Work to do
List all the lines in these records that hold "allele".

Dataset rows
((

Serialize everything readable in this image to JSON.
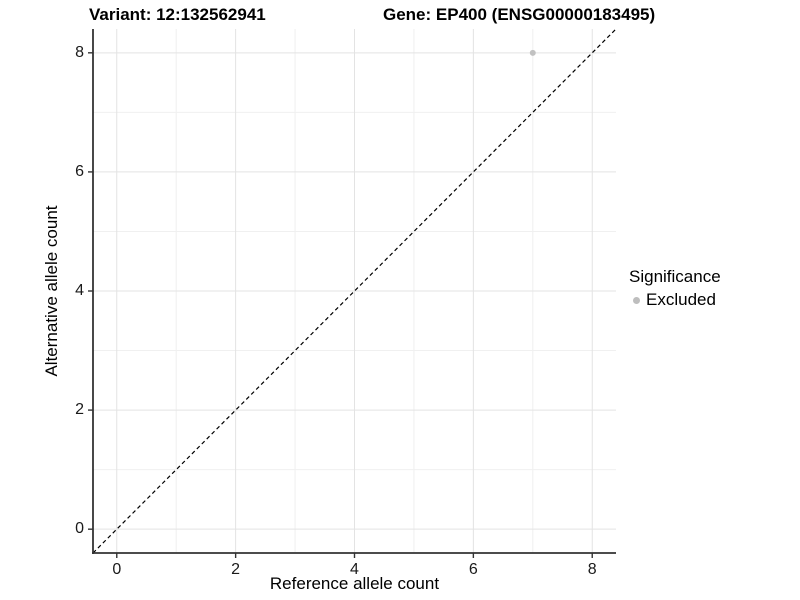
{
  "chart_data": {
    "type": "scatter",
    "titles": {
      "left": "Variant: 12:132562941",
      "right": "Gene: EP400 (ENSG00000183495)"
    },
    "xlabel": "Reference allele count",
    "ylabel": "Alternative allele count",
    "xlim": [
      -0.4,
      8.4
    ],
    "ylim": [
      -0.4,
      8.4
    ],
    "xticks": [
      0,
      2,
      4,
      6,
      8
    ],
    "yticks": [
      0,
      2,
      4,
      6,
      8
    ],
    "minor_x": [
      1,
      3,
      5,
      7
    ],
    "minor_y": [
      1,
      3,
      5,
      7
    ],
    "grid": true,
    "points": [
      {
        "x": 7,
        "y": 8,
        "significance": "Excluded"
      }
    ],
    "reference_line": {
      "type": "identity",
      "style": "dashed",
      "from": [
        -0.4,
        -0.4
      ],
      "to": [
        8.4,
        8.4
      ]
    },
    "legend": {
      "title": "Significance",
      "position": "right",
      "entries": [
        {
          "label": "Excluded",
          "marker": "circle",
          "color": "#bebebe"
        }
      ]
    },
    "colors": {
      "point": "#c1c1c1",
      "grid_major": "#e3e3e3",
      "grid_minor": "#f0f0f0",
      "axis": "#333333",
      "reference_line": "#000000",
      "background": "#ffffff",
      "text": "#000000"
    }
  }
}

))

Expected answer
    "xlabel": "Reference allele count",
    "ylabel": "Alternative allele count",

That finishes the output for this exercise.